BEGIN Input material
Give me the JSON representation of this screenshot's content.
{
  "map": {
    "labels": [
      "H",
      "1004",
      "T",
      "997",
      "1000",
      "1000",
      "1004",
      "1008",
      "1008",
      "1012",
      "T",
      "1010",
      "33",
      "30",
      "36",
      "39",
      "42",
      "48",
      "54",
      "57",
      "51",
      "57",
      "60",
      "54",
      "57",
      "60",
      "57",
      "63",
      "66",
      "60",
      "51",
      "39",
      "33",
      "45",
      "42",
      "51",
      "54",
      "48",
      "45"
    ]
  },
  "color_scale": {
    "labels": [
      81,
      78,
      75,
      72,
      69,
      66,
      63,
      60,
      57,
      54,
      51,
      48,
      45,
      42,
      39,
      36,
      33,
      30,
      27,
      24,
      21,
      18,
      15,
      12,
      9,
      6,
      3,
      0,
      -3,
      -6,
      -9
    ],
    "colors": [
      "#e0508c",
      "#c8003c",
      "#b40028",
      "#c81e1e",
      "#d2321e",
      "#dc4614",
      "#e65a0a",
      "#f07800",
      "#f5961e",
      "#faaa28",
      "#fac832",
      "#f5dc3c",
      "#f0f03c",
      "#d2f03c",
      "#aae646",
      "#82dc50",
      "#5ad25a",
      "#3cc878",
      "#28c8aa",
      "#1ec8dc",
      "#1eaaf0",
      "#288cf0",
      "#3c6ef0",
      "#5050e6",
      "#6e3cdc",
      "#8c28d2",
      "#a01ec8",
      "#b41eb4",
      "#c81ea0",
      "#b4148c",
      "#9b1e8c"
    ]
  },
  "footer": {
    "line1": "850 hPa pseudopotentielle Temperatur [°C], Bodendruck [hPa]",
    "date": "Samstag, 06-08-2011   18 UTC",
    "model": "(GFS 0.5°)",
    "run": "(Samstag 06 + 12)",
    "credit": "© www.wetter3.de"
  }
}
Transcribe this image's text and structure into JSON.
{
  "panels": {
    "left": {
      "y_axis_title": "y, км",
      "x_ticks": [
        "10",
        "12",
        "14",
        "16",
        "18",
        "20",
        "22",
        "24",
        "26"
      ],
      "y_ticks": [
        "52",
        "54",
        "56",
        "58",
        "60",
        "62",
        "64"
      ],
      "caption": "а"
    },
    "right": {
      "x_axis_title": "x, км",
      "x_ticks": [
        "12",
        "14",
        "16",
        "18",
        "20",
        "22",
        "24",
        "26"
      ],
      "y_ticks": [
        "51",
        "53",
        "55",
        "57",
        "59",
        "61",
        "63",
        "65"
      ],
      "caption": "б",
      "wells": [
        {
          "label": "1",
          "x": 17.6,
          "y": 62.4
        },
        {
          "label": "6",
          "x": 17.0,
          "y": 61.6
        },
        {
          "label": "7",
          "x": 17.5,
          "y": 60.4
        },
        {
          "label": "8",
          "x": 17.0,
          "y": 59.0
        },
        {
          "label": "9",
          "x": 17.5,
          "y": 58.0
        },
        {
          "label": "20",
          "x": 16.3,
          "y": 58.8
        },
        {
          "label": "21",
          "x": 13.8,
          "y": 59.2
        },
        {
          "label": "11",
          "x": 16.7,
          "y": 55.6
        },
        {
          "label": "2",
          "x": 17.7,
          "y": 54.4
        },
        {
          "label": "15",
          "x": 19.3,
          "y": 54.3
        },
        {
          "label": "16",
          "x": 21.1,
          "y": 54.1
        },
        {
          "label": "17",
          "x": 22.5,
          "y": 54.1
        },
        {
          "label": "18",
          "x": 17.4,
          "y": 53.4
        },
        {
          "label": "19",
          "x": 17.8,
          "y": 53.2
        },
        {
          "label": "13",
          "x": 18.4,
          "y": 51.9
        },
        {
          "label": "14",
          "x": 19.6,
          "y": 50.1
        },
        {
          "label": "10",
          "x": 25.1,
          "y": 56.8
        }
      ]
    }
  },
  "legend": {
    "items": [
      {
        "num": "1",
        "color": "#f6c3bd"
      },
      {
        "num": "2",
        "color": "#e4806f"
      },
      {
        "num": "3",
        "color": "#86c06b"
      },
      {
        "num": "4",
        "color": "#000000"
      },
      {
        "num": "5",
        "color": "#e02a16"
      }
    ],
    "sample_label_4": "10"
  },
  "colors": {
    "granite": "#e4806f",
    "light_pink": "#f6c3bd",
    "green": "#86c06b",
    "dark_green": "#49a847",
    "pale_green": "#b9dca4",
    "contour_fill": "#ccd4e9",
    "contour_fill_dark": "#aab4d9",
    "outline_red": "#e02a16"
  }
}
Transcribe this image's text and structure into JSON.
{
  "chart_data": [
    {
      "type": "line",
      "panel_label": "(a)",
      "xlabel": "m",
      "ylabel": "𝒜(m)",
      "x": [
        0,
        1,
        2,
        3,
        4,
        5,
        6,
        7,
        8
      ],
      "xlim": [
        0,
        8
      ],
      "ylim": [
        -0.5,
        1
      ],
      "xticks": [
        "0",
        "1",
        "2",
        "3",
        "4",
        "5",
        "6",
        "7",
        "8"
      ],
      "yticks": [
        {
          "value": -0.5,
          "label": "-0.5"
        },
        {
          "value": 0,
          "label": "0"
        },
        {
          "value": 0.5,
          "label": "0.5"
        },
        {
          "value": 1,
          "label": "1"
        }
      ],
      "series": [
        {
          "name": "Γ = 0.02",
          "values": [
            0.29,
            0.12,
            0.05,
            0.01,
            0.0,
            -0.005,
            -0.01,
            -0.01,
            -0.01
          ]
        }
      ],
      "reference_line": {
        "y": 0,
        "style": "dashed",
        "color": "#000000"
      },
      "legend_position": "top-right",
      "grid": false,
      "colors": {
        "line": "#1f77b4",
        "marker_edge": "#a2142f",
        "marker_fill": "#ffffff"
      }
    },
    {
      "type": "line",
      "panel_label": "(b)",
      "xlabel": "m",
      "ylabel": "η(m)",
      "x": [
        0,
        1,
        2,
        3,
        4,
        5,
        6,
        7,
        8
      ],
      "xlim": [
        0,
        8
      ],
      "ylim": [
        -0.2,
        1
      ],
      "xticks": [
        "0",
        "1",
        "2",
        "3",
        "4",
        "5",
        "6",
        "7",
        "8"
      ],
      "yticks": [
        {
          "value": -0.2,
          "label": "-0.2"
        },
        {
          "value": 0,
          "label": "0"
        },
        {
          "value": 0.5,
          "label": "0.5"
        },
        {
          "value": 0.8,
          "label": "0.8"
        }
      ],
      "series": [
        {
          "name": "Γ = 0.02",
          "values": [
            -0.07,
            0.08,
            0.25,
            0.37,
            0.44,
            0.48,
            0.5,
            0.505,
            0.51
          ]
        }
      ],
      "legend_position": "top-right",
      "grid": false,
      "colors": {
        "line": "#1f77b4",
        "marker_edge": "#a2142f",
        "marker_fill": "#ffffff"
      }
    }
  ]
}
END Input material
Reproduce the entries above in full, verbatim.

Give me the JSON representation of this screenshot's content.
{
  "map": {
    "labels": [
      "H",
      "1004",
      "T",
      "997",
      "1000",
      "1000",
      "1004",
      "1008",
      "1008",
      "1012",
      "T",
      "1010",
      "33",
      "30",
      "36",
      "39",
      "42",
      "48",
      "54",
      "57",
      "51",
      "57",
      "60",
      "54",
      "57",
      "60",
      "57",
      "63",
      "66",
      "60",
      "51",
      "39",
      "33",
      "45",
      "42",
      "51",
      "54",
      "48",
      "45"
    ]
  },
  "color_scale": {
    "labels": [
      81,
      78,
      75,
      72,
      69,
      66,
      63,
      60,
      57,
      54,
      51,
      48,
      45,
      42,
      39,
      36,
      33,
      30,
      27,
      24,
      21,
      18,
      15,
      12,
      9,
      6,
      3,
      0,
      -3,
      -6,
      -9
    ],
    "colors": [
      "#e0508c",
      "#c8003c",
      "#b40028",
      "#c81e1e",
      "#d2321e",
      "#dc4614",
      "#e65a0a",
      "#f07800",
      "#f5961e",
      "#faaa28",
      "#fac832",
      "#f5dc3c",
      "#f0f03c",
      "#d2f03c",
      "#aae646",
      "#82dc50",
      "#5ad25a",
      "#3cc878",
      "#28c8aa",
      "#1ec8dc",
      "#1eaaf0",
      "#288cf0",
      "#3c6ef0",
      "#5050e6",
      "#6e3cdc",
      "#8c28d2",
      "#a01ec8",
      "#b41eb4",
      "#c81ea0",
      "#b4148c",
      "#9b1e8c"
    ]
  },
  "footer": {
    "line1": "850 hPa pseudopotentielle Temperatur [°C], Bodendruck [hPa]",
    "date": "Samstag, 06-08-2011   18 UTC",
    "model": "(GFS 0.5°)",
    "run": "(Samstag 06 + 12)",
    "credit": "© www.wetter3.de"
  }
}
Transcribe this image's text and structure into JSON.
{
  "panels": {
    "left": {
      "y_axis_title": "y, км",
      "x_ticks": [
        "10",
        "12",
        "14",
        "16",
        "18",
        "20",
        "22",
        "24",
        "26"
      ],
      "y_ticks": [
        "52",
        "54",
        "56",
        "58",
        "60",
        "62",
        "64"
      ],
      "caption": "а"
    },
    "right": {
      "x_axis_title": "x, км",
      "x_ticks": [
        "12",
        "14",
        "16",
        "18",
        "20",
        "22",
        "24",
        "26"
      ],
      "y_ticks": [
        "51",
        "53",
        "55",
        "57",
        "59",
        "61",
        "63",
        "65"
      ],
      "caption": "б",
      "wells": [
        {
          "label": "1",
          "x": 17.6,
          "y": 62.4
        },
        {
          "label": "6",
          "x": 17.0,
          "y": 61.6
        },
        {
          "label": "7",
          "x": 17.5,
          "y": 60.4
        },
        {
          "label": "8",
          "x": 17.0,
          "y": 59.0
        },
        {
          "label": "9",
          "x": 17.5,
          "y": 58.0
        },
        {
          "label": "20",
          "x": 16.3,
          "y": 58.8
        },
        {
          "label": "21",
          "x": 13.8,
          "y": 59.2
        },
        {
          "label": "11",
          "x": 16.7,
          "y": 55.6
        },
        {
          "label": "2",
          "x": 17.7,
          "y": 54.4
        },
        {
          "label": "15",
          "x": 19.3,
          "y": 54.3
        },
        {
          "label": "16",
          "x": 21.1,
          "y": 54.1
        },
        {
          "label": "17",
          "x": 22.5,
          "y": 54.1
        },
        {
          "label": "18",
          "x": 17.4,
          "y": 53.4
        },
        {
          "label": "19",
          "x": 17.8,
          "y": 53.2
        },
        {
          "label": "13",
          "x": 18.4,
          "y": 51.9
        },
        {
          "label": "14",
          "x": 19.6,
          "y": 50.1
        },
        {
          "label": "10",
          "x": 25.1,
          "y": 56.8
        }
      ]
    }
  },
  "legend": {
    "items": [
      {
        "num": "1",
        "color": "#f6c3bd"
      },
      {
        "num": "2",
        "color": "#e4806f"
      },
      {
        "num": "3",
        "color": "#86c06b"
      },
      {
        "num": "4",
        "color": "#000000"
      },
      {
        "num": "5",
        "color": "#e02a16"
      }
    ],
    "sample_label_4": "10"
  },
  "colors": {
    "granite": "#e4806f",
    "light_pink": "#f6c3bd",
    "green": "#86c06b",
    "dark_green": "#49a847",
    "pale_green": "#b9dca4",
    "contour_fill": "#ccd4e9",
    "contour_fill_dark": "#aab4d9",
    "outline_red": "#e02a16"
  }
}
Transcribe this image's text and structure into JSON.
{
  "chart_data": [
    {
      "type": "line",
      "panel_label": "(a)",
      "xlabel": "m",
      "ylabel": "𝒜(m)",
      "x": [
        0,
        1,
        2,
        3,
        4,
        5,
        6,
        7,
        8
      ],
      "xlim": [
        0,
        8
      ],
      "ylim": [
        -0.5,
        1
      ],
      "xticks": [
        "0",
        "1",
        "2",
        "3",
        "4",
        "5",
        "6",
        "7",
        "8"
      ],
      "yticks": [
        {
          "value": -0.5,
          "label": "-0.5"
        },
        {
          "value": 0,
          "label": "0"
        },
        {
          "value": 0.5,
          "label": "0.5"
        },
        {
          "value": 1,
          "label": "1"
        }
      ],
      "series": [
        {
          "name": "Γ = 0.02",
          "values": [
            0.29,
            0.12,
            0.05,
            0.01,
            0.0,
            -0.005,
            -0.01,
            -0.01,
            -0.01
          ]
        }
      ],
      "reference_line": {
        "y": 0,
        "style": "dashed",
        "color": "#000000"
      },
      "legend_position": "top-right",
      "grid": false,
      "colors": {
        "line": "#1f77b4",
        "marker_edge": "#a2142f",
        "marker_fill": "#ffffff"
      }
    },
    {
      "type": "line",
      "panel_label": "(b)",
      "xlabel": "m",
      "ylabel": "η(m)",
      "x": [
        0,
        1,
        2,
        3,
        4,
        5,
        6,
        7,
        8
      ],
      "xlim": [
        0,
        8
      ],
      "ylim": [
        -0.2,
        1
      ],
      "xticks": [
        "0",
        "1",
        "2",
        "3",
        "4",
        "5",
        "6",
        "7",
        "8"
      ],
      "yticks": [
        {
          "value": -0.2,
          "label": "-0.2"
        },
        {
          "value": 0,
          "label": "0"
        },
        {
          "value": 0.5,
          "label": "0.5"
        },
        {
          "value": 0.8,
          "label": "0.8"
        }
      ],
      "series": [
        {
          "name": "Γ = 0.02",
          "values": [
            -0.07,
            0.08,
            0.25,
            0.37,
            0.44,
            0.48,
            0.5,
            0.505,
            0.51
          ]
        }
      ],
      "legend_position": "top-right",
      "grid": false,
      "colors": {
        "line": "#1f77b4",
        "marker_edge": "#a2142f",
        "marker_fill": "#ffffff"
      }
    }
  ]
}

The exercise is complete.